For Some, the Building Boom Still Booms
Demand Still High for Skilled Tradesmen
By Robert Struckman, 8-02-08
| The Missoula Federal Credit Union building under construction on Russell Street | |
Ongoing commercial construction has kept skilled tradesmen busy, despite a slowdown in residential housing and word that some developers have fallen behind in their bill-paying to area contractors.
“We just put out word for more carpenters,” said Dennis Daneke, head of Local 28 of the United Brotherhood of Carpenters.
“Commercial construction is still booming, and, right now, we’re booming,” he said.
Residential construction drives commercial, and Montana’s residential construction has only eased significantly in the past six months or so. Most of the commercial projects - including the new First Interstate Bank on Higgins Avenue downtown, an expansion of St. Patrick Hospital, a new Safeway downtown and a new Missoula Federal Credit Union building - have been several years in the works and are slated, in some cases, to last several years.
“We’re kind of lucky,” Daneke said. He hopes that residential construction will have recovered by the time the commercial construction begins to lag. The latest figures from the Bureau of Labor Statistics say both Missoula’s and Montana’s unemployment rate was 4.1 percent in June, up from 3.1 percent a year earlier. The national rate, by comparison, was 5.7 percent in June.
======
Problem description:
Answer these questions from the article on Missoula construction:
1. Which organization does Dennis Daneke head?
2. What was the national unemployment rate in June?
3. On which street is the new First Interstate Bank being built?
The records have no connection to the article on Missoula construction.
======
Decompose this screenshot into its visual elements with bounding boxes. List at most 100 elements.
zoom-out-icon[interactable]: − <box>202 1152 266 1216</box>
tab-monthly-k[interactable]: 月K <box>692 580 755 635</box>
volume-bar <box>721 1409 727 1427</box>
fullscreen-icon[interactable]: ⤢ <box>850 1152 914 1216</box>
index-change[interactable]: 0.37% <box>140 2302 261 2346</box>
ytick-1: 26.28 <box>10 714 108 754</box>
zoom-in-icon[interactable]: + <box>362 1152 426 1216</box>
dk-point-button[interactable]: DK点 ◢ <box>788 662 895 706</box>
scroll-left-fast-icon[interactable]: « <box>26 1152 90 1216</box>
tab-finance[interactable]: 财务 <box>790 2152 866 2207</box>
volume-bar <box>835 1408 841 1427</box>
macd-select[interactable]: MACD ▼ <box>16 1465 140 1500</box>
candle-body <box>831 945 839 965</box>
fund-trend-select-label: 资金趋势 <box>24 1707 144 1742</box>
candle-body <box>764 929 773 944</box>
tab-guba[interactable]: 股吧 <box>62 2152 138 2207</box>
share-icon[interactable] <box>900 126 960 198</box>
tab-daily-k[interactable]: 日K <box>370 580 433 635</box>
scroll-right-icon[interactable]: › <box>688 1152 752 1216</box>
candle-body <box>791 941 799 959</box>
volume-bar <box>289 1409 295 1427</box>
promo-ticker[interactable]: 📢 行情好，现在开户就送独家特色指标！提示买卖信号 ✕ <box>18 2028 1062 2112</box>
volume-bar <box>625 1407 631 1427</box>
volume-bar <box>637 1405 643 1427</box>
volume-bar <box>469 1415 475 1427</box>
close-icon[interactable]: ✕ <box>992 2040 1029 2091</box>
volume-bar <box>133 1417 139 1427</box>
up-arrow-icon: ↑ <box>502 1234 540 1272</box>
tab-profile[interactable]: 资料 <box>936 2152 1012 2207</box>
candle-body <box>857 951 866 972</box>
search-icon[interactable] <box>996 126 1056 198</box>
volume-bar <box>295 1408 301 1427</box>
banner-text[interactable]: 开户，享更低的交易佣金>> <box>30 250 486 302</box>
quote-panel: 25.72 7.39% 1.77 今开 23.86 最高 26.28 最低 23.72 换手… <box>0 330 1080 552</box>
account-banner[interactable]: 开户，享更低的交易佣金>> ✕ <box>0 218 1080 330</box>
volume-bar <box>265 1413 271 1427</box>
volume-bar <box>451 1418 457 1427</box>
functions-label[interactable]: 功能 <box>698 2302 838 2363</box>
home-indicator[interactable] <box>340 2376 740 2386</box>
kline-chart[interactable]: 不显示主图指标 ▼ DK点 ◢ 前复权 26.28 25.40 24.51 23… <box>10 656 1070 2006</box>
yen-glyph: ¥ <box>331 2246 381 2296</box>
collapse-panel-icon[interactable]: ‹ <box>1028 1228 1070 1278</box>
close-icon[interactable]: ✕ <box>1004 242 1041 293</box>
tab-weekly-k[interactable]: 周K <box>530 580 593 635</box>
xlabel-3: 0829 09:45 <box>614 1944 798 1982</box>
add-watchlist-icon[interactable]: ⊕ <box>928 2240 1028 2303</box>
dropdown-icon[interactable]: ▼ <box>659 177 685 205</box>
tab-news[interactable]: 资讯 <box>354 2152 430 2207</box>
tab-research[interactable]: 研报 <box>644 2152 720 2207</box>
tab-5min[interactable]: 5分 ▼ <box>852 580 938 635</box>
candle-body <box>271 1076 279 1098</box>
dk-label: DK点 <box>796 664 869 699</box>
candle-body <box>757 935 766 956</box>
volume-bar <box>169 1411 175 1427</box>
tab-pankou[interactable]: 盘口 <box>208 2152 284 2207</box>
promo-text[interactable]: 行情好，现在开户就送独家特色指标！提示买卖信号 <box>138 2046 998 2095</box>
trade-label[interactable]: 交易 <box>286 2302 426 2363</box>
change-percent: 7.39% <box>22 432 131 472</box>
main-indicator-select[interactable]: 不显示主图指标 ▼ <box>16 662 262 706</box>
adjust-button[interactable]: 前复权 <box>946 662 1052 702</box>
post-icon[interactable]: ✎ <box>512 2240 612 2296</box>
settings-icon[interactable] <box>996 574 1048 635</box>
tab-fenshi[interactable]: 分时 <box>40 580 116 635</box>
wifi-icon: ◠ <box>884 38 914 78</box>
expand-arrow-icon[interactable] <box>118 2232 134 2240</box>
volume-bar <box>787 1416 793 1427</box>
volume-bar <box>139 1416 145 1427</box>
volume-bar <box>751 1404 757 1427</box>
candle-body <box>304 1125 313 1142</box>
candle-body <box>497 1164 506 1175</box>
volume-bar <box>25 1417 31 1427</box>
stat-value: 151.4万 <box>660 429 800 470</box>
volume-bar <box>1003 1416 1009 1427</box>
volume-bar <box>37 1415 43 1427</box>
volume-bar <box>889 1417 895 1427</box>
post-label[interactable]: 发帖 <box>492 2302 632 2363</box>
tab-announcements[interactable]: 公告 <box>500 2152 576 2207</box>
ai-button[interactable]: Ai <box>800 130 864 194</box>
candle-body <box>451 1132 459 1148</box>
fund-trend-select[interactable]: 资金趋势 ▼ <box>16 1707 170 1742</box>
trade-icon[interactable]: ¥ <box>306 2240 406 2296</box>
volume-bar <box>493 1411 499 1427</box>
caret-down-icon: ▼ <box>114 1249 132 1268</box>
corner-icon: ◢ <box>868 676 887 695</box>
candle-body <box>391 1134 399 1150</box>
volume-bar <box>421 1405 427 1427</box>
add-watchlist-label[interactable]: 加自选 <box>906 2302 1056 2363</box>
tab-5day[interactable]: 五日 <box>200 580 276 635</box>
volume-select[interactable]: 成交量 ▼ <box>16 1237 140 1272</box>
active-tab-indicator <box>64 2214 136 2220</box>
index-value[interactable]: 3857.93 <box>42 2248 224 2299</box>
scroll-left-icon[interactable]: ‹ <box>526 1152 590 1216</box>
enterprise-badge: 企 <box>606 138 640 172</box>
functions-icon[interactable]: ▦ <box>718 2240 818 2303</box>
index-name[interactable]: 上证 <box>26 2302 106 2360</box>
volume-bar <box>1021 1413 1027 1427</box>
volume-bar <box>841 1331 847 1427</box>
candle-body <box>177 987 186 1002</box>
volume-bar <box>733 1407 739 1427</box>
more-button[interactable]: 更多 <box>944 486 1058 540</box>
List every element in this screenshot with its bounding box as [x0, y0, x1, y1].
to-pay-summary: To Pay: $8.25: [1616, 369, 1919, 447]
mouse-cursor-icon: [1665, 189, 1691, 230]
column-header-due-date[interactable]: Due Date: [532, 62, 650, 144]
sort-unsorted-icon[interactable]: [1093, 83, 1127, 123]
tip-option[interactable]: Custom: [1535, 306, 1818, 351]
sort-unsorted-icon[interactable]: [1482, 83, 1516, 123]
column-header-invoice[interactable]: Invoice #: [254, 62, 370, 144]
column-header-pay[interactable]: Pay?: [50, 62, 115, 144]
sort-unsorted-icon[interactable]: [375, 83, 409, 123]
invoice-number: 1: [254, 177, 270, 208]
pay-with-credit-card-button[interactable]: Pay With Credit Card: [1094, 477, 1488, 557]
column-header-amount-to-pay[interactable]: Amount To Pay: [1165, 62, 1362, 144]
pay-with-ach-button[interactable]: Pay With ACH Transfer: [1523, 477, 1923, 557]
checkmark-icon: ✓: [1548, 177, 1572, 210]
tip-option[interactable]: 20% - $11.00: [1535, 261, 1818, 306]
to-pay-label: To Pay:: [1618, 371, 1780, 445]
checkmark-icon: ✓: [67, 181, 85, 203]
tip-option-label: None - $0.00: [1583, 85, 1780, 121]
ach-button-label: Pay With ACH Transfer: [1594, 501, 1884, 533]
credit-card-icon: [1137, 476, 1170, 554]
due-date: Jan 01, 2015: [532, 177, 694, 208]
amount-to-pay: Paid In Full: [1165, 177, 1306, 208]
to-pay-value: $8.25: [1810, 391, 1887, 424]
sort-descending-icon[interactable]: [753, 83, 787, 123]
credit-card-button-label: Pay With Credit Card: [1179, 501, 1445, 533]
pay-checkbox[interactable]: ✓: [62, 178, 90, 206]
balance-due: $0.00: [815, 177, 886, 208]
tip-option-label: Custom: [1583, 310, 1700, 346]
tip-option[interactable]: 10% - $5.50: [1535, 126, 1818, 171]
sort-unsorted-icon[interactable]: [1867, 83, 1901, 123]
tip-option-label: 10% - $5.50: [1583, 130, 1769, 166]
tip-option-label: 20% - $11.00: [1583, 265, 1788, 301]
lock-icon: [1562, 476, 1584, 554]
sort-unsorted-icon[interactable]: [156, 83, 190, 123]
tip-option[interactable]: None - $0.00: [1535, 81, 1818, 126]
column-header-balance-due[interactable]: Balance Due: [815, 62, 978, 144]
======
Answer space:
1. Local 28 of the United Brotherhood of Carpenters
2. 5.7 percent
3. Higgins Avenue